● Source text
In this complex computer age where information is accumulated and exchanged at a rate beyond our ability to closely monitor, an attack has been formulated to shave off small pieces of these transactions. The "salami attack" executes barely noticeable small acts, such as shaving a penny from thousands of accounts or acquiring bits of information from less secure means to gain knowledge of the whole undetected. Salami attacks go mostly undetected or unreported and few have been completely substantiated.
The origin of the terminology has a double meaning and both definitions accurately describe the methodology of a salami attack. The idea of 'salami slicing' where a small piece is cut off the end with no noticeable difference in the overall length of the original is one way of looking at it.  Another definition states is the creation of a larger entity comprised of many smaller scraps similar to the contents of salami.  Either way, salami attacks are looked at as when negligible amounts are removed and accumulated into something larger.
In order to determine the perpetrator of such an attack, one has to look at the motivational factors involved in salami attacks. Salami strikes often involve some form of financial gain but they can also be used for information gathering purposes. Often insiders, consultants, or anyone else with knowledge of the system and looking to steal money perpetrate these attacks. However, government agencies, spies, or anyone else looking to covertly gain information can also utilize salami attacks .

● Parts of the exercise
• A. According to the passage on salami attacks, what two purposes can these attacks serve?
• B. Write the next part of the passage on salami attacks, picking up after its last sentence.

● Excerpted records
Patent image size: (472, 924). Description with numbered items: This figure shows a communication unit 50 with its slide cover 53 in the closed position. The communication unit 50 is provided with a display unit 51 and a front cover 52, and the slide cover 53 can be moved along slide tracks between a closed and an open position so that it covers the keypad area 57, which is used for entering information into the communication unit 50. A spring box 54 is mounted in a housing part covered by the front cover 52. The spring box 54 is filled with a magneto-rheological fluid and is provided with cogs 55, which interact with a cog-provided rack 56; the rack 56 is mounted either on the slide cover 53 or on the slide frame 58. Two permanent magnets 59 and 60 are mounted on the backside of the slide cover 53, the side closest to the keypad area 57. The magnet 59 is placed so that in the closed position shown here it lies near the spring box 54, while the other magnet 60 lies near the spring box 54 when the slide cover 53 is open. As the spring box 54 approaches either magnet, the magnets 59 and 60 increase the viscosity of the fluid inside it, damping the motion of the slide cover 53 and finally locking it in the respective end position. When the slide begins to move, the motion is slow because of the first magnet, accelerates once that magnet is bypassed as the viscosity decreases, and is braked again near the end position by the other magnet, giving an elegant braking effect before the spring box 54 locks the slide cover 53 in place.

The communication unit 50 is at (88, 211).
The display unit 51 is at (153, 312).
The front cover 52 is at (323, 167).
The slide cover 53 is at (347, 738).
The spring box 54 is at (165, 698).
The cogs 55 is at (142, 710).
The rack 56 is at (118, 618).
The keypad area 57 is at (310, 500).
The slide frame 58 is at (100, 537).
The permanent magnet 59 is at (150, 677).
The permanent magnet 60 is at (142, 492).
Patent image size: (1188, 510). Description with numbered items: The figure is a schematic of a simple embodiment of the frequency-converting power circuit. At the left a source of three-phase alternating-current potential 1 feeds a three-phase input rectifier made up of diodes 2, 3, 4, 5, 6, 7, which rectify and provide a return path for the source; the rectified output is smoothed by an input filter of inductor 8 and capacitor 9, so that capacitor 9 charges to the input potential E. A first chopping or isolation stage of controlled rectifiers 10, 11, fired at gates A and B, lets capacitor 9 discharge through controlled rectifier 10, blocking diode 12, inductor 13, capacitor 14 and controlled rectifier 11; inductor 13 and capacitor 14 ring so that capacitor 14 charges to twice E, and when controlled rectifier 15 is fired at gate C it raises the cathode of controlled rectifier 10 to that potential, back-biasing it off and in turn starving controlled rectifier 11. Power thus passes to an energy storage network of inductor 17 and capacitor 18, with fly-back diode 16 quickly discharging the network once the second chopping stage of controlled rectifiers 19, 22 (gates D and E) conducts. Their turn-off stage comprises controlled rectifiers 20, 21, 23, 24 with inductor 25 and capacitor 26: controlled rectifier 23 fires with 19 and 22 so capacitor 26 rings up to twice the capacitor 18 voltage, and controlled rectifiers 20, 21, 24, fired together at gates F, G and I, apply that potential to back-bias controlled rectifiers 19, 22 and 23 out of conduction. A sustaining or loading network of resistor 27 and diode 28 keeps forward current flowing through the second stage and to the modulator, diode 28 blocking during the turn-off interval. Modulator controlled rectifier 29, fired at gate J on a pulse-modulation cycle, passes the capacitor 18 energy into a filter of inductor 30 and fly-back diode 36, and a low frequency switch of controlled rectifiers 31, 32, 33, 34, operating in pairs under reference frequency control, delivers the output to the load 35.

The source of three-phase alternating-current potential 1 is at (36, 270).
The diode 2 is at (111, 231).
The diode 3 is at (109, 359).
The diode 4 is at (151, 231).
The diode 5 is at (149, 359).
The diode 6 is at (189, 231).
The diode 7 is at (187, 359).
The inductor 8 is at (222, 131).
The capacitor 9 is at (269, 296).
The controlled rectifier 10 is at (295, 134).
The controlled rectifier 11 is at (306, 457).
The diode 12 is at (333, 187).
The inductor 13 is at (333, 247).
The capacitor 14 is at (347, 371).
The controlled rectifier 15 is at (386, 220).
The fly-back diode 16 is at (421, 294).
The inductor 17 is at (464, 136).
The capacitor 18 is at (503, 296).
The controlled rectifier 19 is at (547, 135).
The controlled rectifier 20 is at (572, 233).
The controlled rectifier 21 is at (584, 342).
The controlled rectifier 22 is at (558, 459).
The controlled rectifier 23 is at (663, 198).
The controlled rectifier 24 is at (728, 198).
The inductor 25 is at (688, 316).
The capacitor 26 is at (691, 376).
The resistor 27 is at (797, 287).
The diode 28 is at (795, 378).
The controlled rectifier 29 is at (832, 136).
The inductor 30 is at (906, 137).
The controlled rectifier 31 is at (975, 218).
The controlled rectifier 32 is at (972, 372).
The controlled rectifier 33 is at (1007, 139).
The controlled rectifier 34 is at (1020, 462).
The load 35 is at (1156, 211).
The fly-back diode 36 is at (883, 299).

● Exercise responses
• A. Financial gain and information gathering.

• B.
The more recognized form of a salami attack is taking the rounded off decimal fractions of bank transactions and transferring them into another account (Many will remember this a being a key plot point in such movies as Superman III and Office Space.). Banks often use decimal places beyond the penny when calculating amounts in terms of interest. If a customer earning interest every month has accumulated $50.125 in interest, the fraction of the penny is rounded according to the bank's system . Such an attack was reportedly perpetrated at a Canadian bank where an insider siphoned $70,000 from other customer accounts into his own. "A bank branch decided to honor the customer who had the most active account. It turned out to be an employee who had accumulated $70,000 funneling a few cents out of every account into his own." [Green] . Taking such a small fraction may seem insignificant or even invisible to the victims, but when done across millions of transactions, the accumulation can be immense for the attacker.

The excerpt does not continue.